Task directions = Return every line of the records below verbatim, with no pictures in the copy.
***** Source material
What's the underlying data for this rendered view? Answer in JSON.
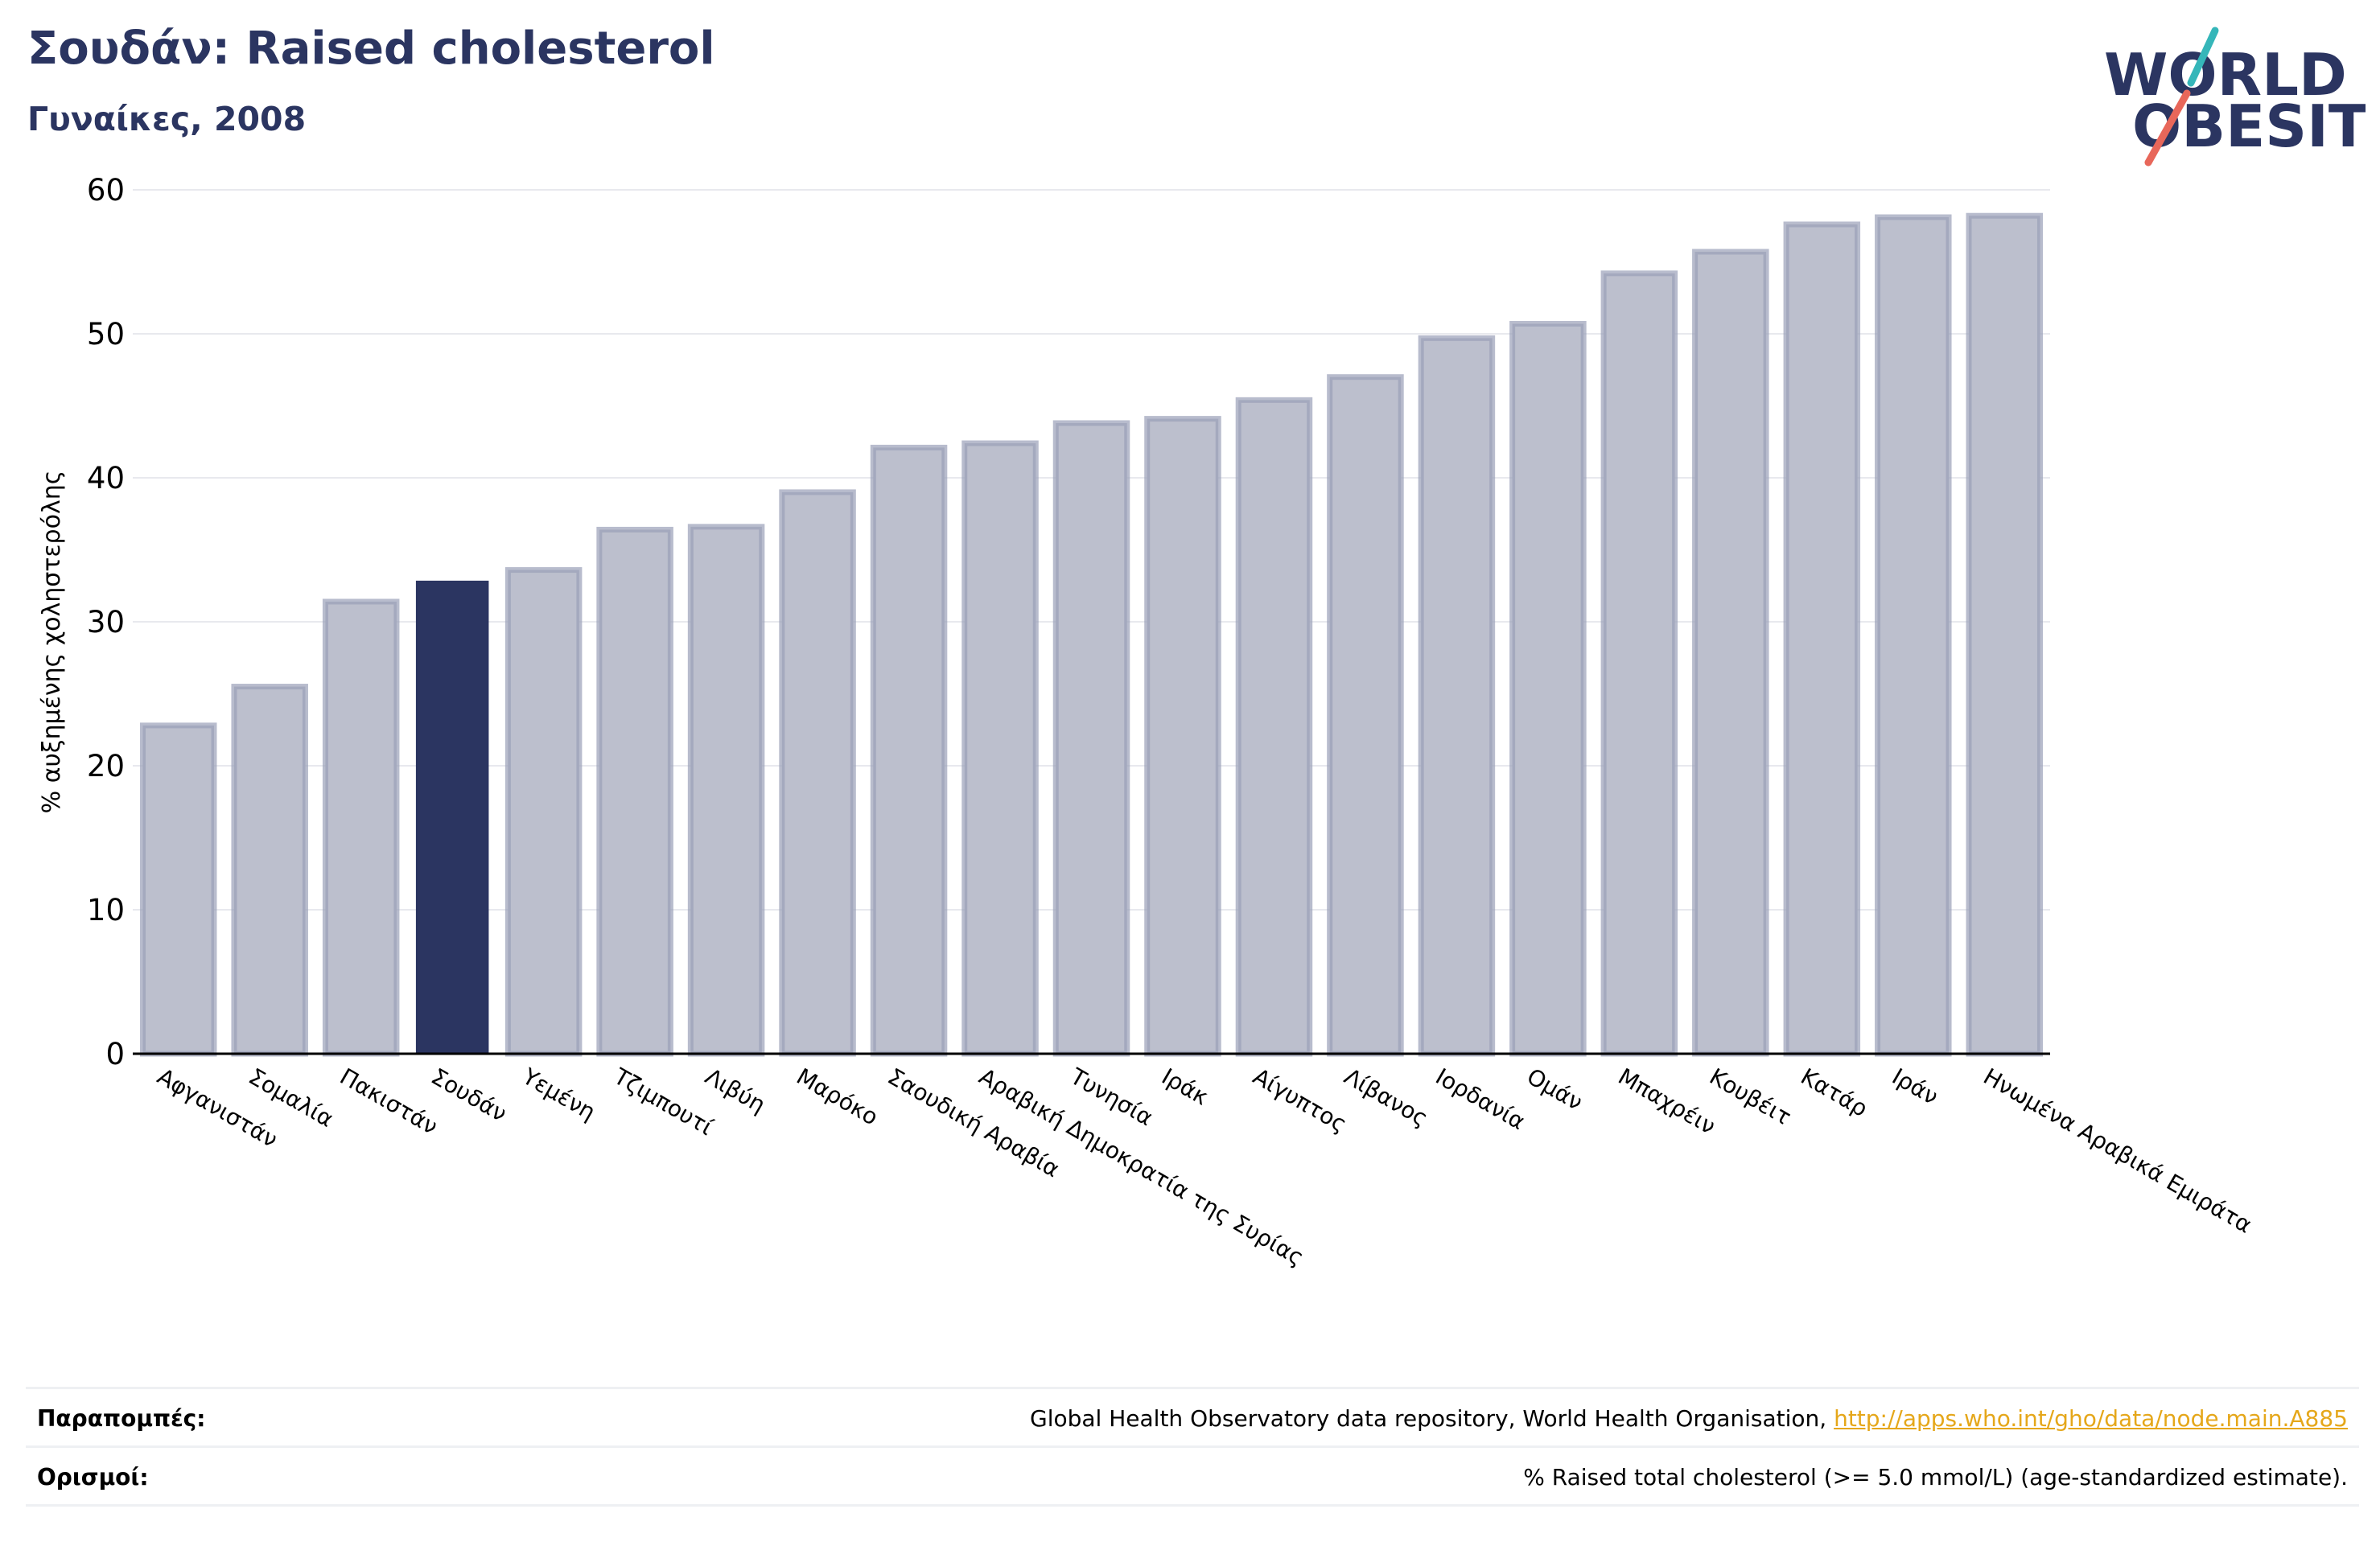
{
  "header": {
    "title": "Σουδάν: Raised cholesterol",
    "subtitle": "Γυναίκες, 2008"
  },
  "logo": {
    "line1": "WORLD",
    "line2": "OBESITY",
    "colors": {
      "navy": "#2b3561",
      "teal": "#35b6b9",
      "coral": "#e8675a"
    }
  },
  "chart_data": {
    "type": "bar",
    "title": "Σουδάν: Raised cholesterol",
    "subtitle": "Γυναίκες, 2008",
    "xlabel": "",
    "ylabel": "% αυξημένης χοληστερόλης",
    "ylim": [
      0,
      60
    ],
    "yticks": [
      0,
      10,
      20,
      30,
      40,
      50,
      60
    ],
    "grid": true,
    "highlight": "Σουδάν",
    "categories": [
      "Αφγανιστάν",
      "Σομαλία",
      "Πακιστάν",
      "Σουδάν",
      "Υεμένη",
      "Τζιμπουτί",
      "Λιβύη",
      "Μαρόκο",
      "Σαουδική Αραβία",
      "Αραβική Δημοκρατία της Συρίας",
      "Τυνησία",
      "Ιράκ",
      "Αίγυπτος",
      "Λίβανος",
      "Ιορδανία",
      "Ομάν",
      "Μπαχρέιν",
      "Κουβέιτ",
      "Κατάρ",
      "Ιράν",
      "Ηνωμένα Αραβικά Εμιράτα"
    ],
    "values": [
      22.8,
      25.5,
      31.4,
      32.8,
      33.6,
      36.4,
      36.6,
      39.0,
      42.1,
      42.4,
      43.8,
      44.1,
      45.4,
      47.0,
      49.7,
      50.7,
      54.2,
      55.7,
      57.6,
      58.1,
      58.2
    ],
    "colors": {
      "default_fill": "#bcbfcd",
      "default_stroke": "#9aa0b8",
      "highlight_fill": "#2b3561"
    }
  },
  "footer": {
    "references_label": "Παραπομπές:",
    "references_text": "Global Health Observatory data repository, World Health Organisation, ",
    "references_link": "http://apps.who.int/gho/data/node.main.A885",
    "definitions_label": "Ορισμοί:",
    "definitions_text": "% Raised total cholesterol (>= 5.0 mmol/L) (age-standardized estimate)."
  }
}
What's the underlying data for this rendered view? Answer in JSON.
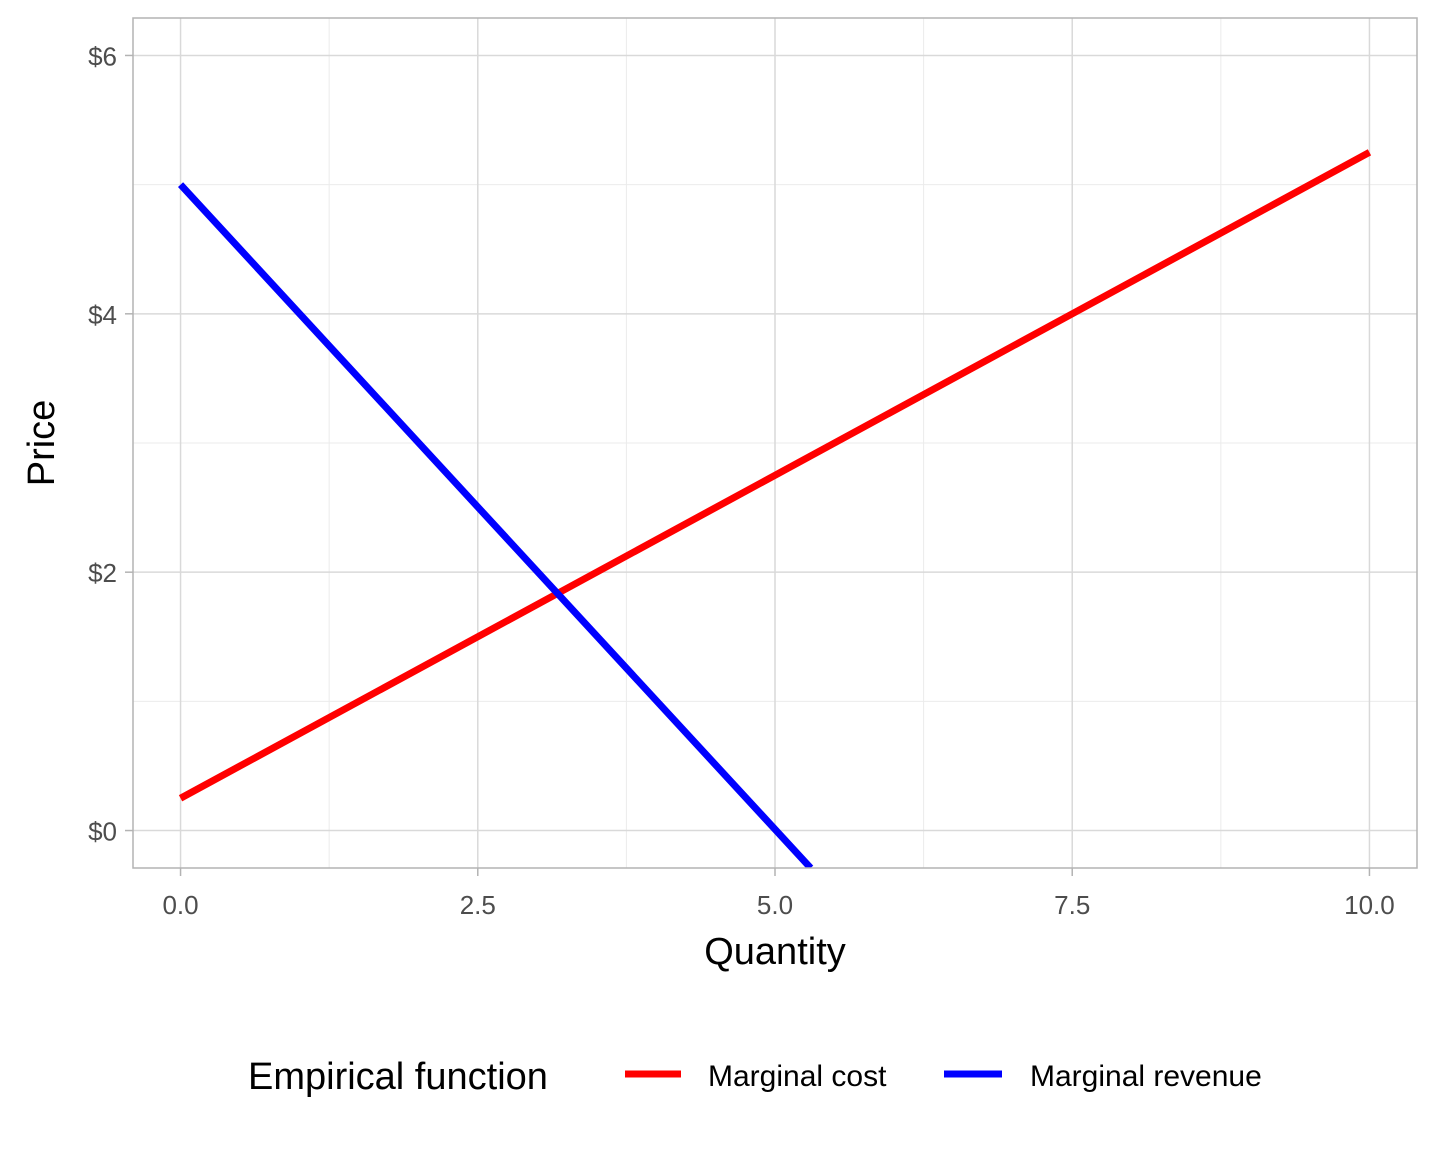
{
  "chart_data": {
    "type": "line",
    "title": "",
    "xlabel": "Quantity",
    "ylabel": "Price",
    "xlim": [
      -0.4,
      10.4
    ],
    "ylim": [
      -0.29,
      6.29
    ],
    "x_ticks": [
      0,
      2.5,
      5,
      7.5,
      10
    ],
    "x_tick_labels": [
      "0.0",
      "2.5",
      "5.0",
      "7.5",
      "10.0"
    ],
    "x_minor_ticks": [
      1.25,
      3.75,
      6.25,
      8.75
    ],
    "y_ticks": [
      0,
      2,
      4,
      6
    ],
    "y_tick_labels": [
      "$0",
      "$2",
      "$4",
      "$6"
    ],
    "y_minor_ticks": [
      1,
      3,
      5
    ],
    "grid": true,
    "legend": {
      "title": "Empirical function",
      "position": "bottom"
    },
    "series": [
      {
        "name": "Marginal cost",
        "color": "#ff0000",
        "x": [
          0,
          10
        ],
        "y": [
          0.25,
          5.25
        ]
      },
      {
        "name": "Marginal revenue",
        "color": "#0000ff",
        "x": [
          0,
          5.3
        ],
        "y": [
          5.0,
          -0.29
        ]
      }
    ]
  }
}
**********
Reply to the exercise =
What's the underlying data for this rendered view? Answer in JSON.
{
  "header": {
    "title": "Σουδάν: Raised cholesterol",
    "subtitle": "Γυναίκες, 2008"
  },
  "logo": {
    "line1": "WORLD",
    "line2": "OBESITY",
    "colors": {
      "navy": "#2b3561",
      "teal": "#35b6b9",
      "coral": "#e8675a"
    }
  },
  "chart_data": {
    "type": "bar",
    "title": "Σουδάν: Raised cholesterol",
    "subtitle": "Γυναίκες, 2008",
    "xlabel": "",
    "ylabel": "% αυξημένης χοληστερόλης",
    "ylim": [
      0,
      60
    ],
    "yticks": [
      0,
      10,
      20,
      30,
      40,
      50,
      60
    ],
    "grid": true,
    "highlight": "Σουδάν",
    "categories": [
      "Αφγανιστάν",
      "Σομαλία",
      "Πακιστάν",
      "Σουδάν",
      "Υεμένη",
      "Τζιμπουτί",
      "Λιβύη",
      "Μαρόκο",
      "Σαουδική Αραβία",
      "Αραβική Δημοκρατία της Συρίας",
      "Τυνησία",
      "Ιράκ",
      "Αίγυπτος",
      "Λίβανος",
      "Ιορδανία",
      "Ομάν",
      "Μπαχρέιν",
      "Κουβέιτ",
      "Κατάρ",
      "Ιράν",
      "Ηνωμένα Αραβικά Εμιράτα"
    ],
    "values": [
      22.8,
      25.5,
      31.4,
      32.8,
      33.6,
      36.4,
      36.6,
      39.0,
      42.1,
      42.4,
      43.8,
      44.1,
      45.4,
      47.0,
      49.7,
      50.7,
      54.2,
      55.7,
      57.6,
      58.1,
      58.2
    ],
    "colors": {
      "default_fill": "#bcbfcd",
      "default_stroke": "#9aa0b8",
      "highlight_fill": "#2b3561"
    }
  },
  "footer": {
    "references_label": "Παραπομπές:",
    "references_text": "Global Health Observatory data repository, World Health Organisation, ",
    "references_link": "http://apps.who.int/gho/data/node.main.A885",
    "definitions_label": "Ορισμοί:",
    "definitions_text": "% Raised total cholesterol (>= 5.0 mmol/L) (age-standardized estimate)."
  }
}
What's the underlying data for this rendered view? Answer in JSON.
{
  "chart_data": {
    "type": "line",
    "title": "",
    "xlabel": "Quantity",
    "ylabel": "Price",
    "xlim": [
      -0.4,
      10.4
    ],
    "ylim": [
      -0.29,
      6.29
    ],
    "x_ticks": [
      0,
      2.5,
      5,
      7.5,
      10
    ],
    "x_tick_labels": [
      "0.0",
      "2.5",
      "5.0",
      "7.5",
      "10.0"
    ],
    "x_minor_ticks": [
      1.25,
      3.75,
      6.25,
      8.75
    ],
    "y_ticks": [
      0,
      2,
      4,
      6
    ],
    "y_tick_labels": [
      "$0",
      "$2",
      "$4",
      "$6"
    ],
    "y_minor_ticks": [
      1,
      3,
      5
    ],
    "grid": true,
    "legend": {
      "title": "Empirical function",
      "position": "bottom"
    },
    "series": [
      {
        "name": "Marginal cost",
        "color": "#ff0000",
        "x": [
          0,
          10
        ],
        "y": [
          0.25,
          5.25
        ]
      },
      {
        "name": "Marginal revenue",
        "color": "#0000ff",
        "x": [
          0,
          5.3
        ],
        "y": [
          5.0,
          -0.29
        ]
      }
    ]
  }
}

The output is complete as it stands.